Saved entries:
— begin —

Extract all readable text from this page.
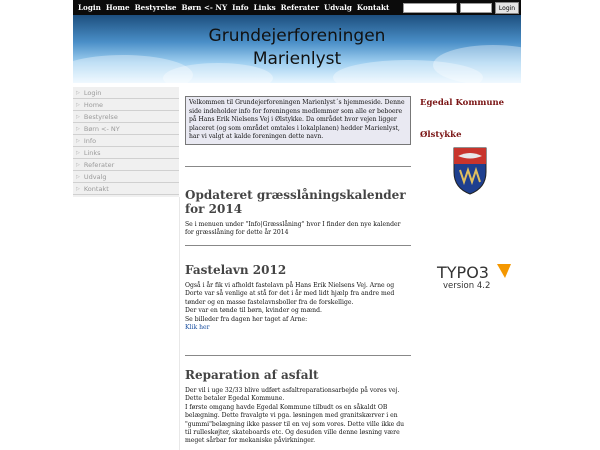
Login Home Bestyrelse Børn <- NY Info Links Referater Udvalg Kontakt	Login
Grundejerforeningen
Marienlyst
▷ Login
▷ Home
▷ Bestyrelse
▷ Børn <- NY
▷ Info
▷ Links
▷ Referater
▷ Udvalg
▷ Kontakt
Velkommen til Grundejerforeningen Marienlyst´s hjemmeside. Denne side indeholder info for foreningens medlemmer som alle er beboere på Hans Erik Nielsens Vej i Ølstykke. Da området hvor vejen ligger placeret (og som området omtales i lokalplanen) hedder Marienlyst, har vi valgt at kalde foreningen dette navn.
Opdateret græsslåningskalender for 2014
Se i menuen under "Info|Græsslåning" hvor I finder den nye kalender for græsslåning for dette år 2014
Fastelavn 2012
Også i år fik vi afholdt fastelavn på Hans Erik Nielsens Vej. Arne og Dorte var så venlige at stå for det i år med lidt hjælp fra andre med tønder og en masse fastelavnsboller fra de forskellige.
Der var en tønde til børn, kvinder og mænd.
Se billeder fra dagen her taget af Arne:
Klik her
Reparation af asfalt
Der vil i uge 32/33 blive udført asfaltreparationsarbejde på vores vej. Dette betaler Egedal Kommune.
I første omgang havde Egedal Kommune tilbudt os en såkaldt OB belægning. Dette fravalgte vi pga. løsningen med granitskærver i en "gummi"belægning ikke passer til en vej som vores. Dette ville ikke du til rulleskøjter, skateboards etc. Og desuden ville denne løsning være meget sårbar for mekaniske påvirkninger.
Egedal Kommune
Ølstykke
TYPO3
version 4.2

— end —

Direction: Omitting all images, retype each line of the records precisely.

Written solution:
Extract all readable text from this page.
Login Home Bestyrelse Børn <- NY Info Links Referater Udvalg Kontakt	Login
Grundejerforeningen
Marienlyst
▷ Login
▷ Home
▷ Bestyrelse
▷ Børn <- NY
▷ Info
▷ Links
▷ Referater
▷ Udvalg
▷ Kontakt
Velkommen til Grundejerforeningen Marienlyst´s hjemmeside. Denne side indeholder info for foreningens medlemmer som alle er beboere på Hans Erik Nielsens Vej i Ølstykke. Da området hvor vejen ligger placeret (og som området omtales i lokalplanen) hedder Marienlyst, har vi valgt at kalde foreningen dette navn.
Opdateret græsslåningskalender for 2014
Se i menuen under "Info|Græsslåning" hvor I finder den nye kalender for græsslåning for dette år 2014
Fastelavn 2012
Også i år fik vi afholdt fastelavn på Hans Erik Nielsens Vej. Arne og Dorte var så venlige at stå for det i år med lidt hjælp fra andre med tønder og en masse fastelavnsboller fra de forskellige.
Der var en tønde til børn, kvinder og mænd.
Se billeder fra dagen her taget af Arne:
Klik her
Reparation af asfalt
Der vil i uge 32/33 blive udført asfaltreparationsarbejde på vores vej. Dette betaler Egedal Kommune.
I første omgang havde Egedal Kommune tilbudt os en såkaldt OB belægning. Dette fravalgte vi pga. løsningen med granitskærver i en "gummi"belægning ikke passer til en vej som vores. Dette ville ikke du til rulleskøjter, skateboards etc. Og desuden ville denne løsning være meget sårbar for mekaniske påvirkninger.
Egedal Kommune
Ølstykke
TYPO3
version 4.2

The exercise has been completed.